STORED RECORDS
Begin

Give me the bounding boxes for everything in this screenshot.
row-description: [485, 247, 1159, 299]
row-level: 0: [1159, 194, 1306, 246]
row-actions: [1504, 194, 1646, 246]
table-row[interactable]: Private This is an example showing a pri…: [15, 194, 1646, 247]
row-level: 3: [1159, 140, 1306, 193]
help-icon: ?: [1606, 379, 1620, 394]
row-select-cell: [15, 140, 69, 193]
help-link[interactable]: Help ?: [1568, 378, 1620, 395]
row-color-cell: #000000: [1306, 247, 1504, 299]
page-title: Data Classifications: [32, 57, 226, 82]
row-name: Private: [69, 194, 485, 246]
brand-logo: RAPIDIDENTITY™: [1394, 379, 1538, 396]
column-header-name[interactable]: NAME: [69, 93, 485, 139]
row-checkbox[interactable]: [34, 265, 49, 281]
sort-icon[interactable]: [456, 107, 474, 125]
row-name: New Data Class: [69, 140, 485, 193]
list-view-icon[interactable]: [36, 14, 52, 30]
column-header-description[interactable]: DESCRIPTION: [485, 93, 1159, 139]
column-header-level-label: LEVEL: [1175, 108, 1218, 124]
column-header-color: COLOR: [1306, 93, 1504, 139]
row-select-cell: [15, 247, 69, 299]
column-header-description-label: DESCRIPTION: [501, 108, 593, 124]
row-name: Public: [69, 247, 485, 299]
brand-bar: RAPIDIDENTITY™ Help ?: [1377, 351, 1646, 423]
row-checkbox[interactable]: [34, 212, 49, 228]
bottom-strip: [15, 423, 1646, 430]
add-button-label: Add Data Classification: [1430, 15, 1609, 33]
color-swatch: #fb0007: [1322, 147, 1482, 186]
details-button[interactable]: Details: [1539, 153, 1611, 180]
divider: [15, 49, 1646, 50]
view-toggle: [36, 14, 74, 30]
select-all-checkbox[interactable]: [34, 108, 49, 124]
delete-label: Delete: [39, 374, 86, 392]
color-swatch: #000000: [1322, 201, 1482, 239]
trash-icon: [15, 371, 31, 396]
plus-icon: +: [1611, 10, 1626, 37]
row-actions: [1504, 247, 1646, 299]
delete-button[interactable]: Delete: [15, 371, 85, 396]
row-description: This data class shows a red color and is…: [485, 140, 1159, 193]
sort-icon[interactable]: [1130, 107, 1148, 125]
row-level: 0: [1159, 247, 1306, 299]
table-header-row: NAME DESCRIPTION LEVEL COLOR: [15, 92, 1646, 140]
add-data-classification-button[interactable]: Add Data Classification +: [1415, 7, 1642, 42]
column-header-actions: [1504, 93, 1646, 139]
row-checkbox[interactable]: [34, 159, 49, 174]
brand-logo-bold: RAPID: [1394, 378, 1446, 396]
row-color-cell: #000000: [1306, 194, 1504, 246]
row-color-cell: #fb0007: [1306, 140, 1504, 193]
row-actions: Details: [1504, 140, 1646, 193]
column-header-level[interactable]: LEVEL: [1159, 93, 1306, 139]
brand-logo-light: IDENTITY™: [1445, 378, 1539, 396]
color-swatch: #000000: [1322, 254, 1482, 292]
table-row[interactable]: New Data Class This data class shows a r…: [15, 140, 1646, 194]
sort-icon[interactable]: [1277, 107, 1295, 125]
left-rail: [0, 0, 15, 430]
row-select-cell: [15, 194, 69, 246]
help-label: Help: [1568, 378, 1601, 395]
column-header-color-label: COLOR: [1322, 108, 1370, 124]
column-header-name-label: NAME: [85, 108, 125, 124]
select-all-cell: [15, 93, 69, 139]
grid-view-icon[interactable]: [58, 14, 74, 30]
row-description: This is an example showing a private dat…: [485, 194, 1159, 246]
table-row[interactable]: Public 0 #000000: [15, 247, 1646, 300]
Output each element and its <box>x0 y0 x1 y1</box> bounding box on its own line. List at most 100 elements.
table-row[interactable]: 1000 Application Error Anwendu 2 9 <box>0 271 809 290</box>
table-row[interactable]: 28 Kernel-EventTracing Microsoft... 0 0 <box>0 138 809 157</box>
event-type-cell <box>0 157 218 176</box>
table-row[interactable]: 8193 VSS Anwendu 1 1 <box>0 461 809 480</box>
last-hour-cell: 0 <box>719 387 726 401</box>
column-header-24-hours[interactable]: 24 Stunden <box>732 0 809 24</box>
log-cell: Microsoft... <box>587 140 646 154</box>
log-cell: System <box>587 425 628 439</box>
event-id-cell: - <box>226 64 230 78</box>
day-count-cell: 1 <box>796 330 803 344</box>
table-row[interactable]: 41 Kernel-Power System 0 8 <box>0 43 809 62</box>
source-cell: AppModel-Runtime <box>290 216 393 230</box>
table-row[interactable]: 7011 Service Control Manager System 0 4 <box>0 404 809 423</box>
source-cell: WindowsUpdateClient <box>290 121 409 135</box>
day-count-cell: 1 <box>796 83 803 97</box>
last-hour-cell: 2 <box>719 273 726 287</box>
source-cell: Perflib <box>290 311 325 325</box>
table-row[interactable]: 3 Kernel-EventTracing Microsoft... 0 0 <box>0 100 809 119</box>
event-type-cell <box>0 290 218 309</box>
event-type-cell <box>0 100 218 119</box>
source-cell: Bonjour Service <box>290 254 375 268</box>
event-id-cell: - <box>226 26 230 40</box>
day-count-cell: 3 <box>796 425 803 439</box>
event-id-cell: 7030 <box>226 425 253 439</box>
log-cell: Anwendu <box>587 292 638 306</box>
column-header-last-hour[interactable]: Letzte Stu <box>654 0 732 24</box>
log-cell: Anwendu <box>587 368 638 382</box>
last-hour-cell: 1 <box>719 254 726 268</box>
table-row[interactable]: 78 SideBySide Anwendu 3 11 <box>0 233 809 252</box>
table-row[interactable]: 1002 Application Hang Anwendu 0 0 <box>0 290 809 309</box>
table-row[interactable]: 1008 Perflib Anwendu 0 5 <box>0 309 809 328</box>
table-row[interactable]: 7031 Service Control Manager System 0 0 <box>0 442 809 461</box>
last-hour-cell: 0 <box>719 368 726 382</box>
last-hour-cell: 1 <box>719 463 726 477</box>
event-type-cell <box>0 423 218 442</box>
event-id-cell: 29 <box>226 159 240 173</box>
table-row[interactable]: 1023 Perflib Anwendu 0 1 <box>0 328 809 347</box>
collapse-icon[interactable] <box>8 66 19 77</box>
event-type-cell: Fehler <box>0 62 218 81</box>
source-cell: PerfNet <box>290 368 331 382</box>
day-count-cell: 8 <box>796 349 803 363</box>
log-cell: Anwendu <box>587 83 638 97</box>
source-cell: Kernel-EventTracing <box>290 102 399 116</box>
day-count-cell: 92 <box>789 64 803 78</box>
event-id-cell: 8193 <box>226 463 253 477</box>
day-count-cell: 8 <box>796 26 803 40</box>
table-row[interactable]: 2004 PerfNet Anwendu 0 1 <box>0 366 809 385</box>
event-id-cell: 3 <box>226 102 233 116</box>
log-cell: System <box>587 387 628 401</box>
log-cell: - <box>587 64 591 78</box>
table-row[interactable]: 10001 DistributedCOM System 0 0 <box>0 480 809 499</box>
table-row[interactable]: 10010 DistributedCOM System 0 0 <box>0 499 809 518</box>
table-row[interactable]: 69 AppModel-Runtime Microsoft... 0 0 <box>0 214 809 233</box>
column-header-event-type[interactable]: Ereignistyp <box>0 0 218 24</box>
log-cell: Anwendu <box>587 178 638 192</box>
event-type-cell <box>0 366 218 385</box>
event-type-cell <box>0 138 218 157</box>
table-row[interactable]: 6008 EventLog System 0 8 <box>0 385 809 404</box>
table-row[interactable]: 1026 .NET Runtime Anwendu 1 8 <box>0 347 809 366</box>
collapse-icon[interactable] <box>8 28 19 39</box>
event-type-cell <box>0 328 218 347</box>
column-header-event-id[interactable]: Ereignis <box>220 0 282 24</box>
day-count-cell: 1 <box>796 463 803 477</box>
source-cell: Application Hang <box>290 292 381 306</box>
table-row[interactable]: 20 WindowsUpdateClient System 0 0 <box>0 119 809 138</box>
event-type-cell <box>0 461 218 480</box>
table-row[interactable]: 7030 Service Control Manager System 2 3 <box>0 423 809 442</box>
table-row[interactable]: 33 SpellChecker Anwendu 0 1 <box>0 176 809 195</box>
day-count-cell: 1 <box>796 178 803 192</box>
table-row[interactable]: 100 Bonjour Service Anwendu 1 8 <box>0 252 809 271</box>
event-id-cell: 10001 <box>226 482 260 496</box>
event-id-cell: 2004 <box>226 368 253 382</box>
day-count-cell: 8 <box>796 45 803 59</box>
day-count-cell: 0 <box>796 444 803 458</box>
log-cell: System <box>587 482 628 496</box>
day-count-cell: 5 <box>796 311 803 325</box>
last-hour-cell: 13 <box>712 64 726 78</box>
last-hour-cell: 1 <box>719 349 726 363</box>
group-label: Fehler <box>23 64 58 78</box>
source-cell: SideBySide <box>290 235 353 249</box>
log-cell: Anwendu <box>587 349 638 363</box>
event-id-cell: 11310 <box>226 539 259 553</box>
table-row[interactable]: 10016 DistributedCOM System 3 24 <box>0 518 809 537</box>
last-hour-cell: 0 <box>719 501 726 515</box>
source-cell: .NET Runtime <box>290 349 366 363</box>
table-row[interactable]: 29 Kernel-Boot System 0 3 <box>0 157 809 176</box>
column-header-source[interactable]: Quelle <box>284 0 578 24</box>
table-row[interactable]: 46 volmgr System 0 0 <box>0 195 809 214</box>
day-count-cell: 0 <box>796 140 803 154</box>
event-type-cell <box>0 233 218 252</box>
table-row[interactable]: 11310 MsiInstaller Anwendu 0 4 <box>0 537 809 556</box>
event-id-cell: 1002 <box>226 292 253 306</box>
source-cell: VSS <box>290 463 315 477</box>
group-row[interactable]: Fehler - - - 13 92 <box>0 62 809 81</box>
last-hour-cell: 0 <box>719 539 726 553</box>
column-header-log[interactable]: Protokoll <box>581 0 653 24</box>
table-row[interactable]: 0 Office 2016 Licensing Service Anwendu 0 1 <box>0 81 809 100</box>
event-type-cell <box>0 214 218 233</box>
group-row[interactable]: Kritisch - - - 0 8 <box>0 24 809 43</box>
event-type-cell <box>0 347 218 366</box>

End

WRITTEN REQUEST
Please report each row above that contains the string "shows", copying every such row in full.

RESPONSE BELOW
row-description: This data class shows a red color and is…: [485, 140, 1159, 193]
table-row[interactable]: New Data Class This data class shows a r…: [15, 140, 1646, 194]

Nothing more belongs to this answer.